AVAILABLE DATA:
────
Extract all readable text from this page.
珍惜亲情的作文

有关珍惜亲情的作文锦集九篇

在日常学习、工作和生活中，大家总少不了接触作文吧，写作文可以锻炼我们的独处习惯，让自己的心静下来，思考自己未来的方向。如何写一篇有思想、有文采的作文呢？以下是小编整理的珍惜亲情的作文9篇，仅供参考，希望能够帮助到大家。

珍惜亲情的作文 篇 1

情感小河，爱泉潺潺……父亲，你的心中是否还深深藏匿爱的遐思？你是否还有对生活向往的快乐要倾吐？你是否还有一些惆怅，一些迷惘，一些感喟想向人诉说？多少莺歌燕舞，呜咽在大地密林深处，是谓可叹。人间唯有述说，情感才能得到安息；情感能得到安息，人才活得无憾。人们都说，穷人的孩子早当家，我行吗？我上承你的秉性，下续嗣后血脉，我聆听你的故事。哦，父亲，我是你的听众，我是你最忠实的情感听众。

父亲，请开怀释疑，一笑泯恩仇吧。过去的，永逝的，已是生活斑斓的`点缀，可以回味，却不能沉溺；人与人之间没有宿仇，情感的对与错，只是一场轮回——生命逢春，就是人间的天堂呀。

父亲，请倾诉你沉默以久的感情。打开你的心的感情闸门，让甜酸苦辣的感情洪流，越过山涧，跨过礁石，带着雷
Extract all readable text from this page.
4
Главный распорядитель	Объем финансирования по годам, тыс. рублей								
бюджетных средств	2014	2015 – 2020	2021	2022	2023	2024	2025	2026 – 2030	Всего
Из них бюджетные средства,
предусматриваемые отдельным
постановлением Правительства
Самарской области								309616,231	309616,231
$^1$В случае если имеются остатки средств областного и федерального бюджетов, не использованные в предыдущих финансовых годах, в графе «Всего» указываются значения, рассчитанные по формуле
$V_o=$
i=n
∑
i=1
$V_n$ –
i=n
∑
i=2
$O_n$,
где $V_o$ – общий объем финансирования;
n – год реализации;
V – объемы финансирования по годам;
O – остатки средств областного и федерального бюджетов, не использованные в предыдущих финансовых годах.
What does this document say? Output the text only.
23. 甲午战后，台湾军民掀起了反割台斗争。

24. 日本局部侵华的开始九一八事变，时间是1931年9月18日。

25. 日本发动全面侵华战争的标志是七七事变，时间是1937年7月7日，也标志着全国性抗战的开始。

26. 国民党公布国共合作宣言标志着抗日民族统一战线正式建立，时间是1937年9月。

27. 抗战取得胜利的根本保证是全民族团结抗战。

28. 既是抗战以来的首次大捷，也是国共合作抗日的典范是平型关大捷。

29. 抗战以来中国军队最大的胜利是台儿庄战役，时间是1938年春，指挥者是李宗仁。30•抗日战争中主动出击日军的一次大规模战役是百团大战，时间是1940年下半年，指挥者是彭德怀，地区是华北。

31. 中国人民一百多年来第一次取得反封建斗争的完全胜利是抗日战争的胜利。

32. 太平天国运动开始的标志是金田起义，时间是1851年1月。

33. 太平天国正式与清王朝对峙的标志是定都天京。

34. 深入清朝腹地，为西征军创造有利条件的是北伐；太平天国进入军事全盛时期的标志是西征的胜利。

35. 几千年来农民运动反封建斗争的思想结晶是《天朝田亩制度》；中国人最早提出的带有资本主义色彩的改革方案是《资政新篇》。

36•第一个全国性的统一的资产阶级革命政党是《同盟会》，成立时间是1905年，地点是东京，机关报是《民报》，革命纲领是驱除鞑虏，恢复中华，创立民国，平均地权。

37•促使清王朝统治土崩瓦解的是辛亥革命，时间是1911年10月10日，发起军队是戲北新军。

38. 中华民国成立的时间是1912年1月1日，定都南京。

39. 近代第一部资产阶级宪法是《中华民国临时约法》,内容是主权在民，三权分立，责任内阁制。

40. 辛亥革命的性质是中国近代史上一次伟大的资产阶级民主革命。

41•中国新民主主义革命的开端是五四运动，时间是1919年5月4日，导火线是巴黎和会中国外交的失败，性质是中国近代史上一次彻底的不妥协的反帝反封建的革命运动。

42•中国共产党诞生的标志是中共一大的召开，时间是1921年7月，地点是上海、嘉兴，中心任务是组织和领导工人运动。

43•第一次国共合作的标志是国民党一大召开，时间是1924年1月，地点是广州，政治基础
────
EXERCISE TASK: In the lines above, find each one with "федерального" and list it.

SOLUTION TO THIS PROBLEM:
$^1$В случае если имеются остатки средств областного и федерального бюджетов, не использованные в предыдущих финансовых годах, в графе «Всего» указываются значения, рассчитанные по формуле
O – остатки средств областного и федерального бюджетов, не использованные в предыдущих финансовых годах.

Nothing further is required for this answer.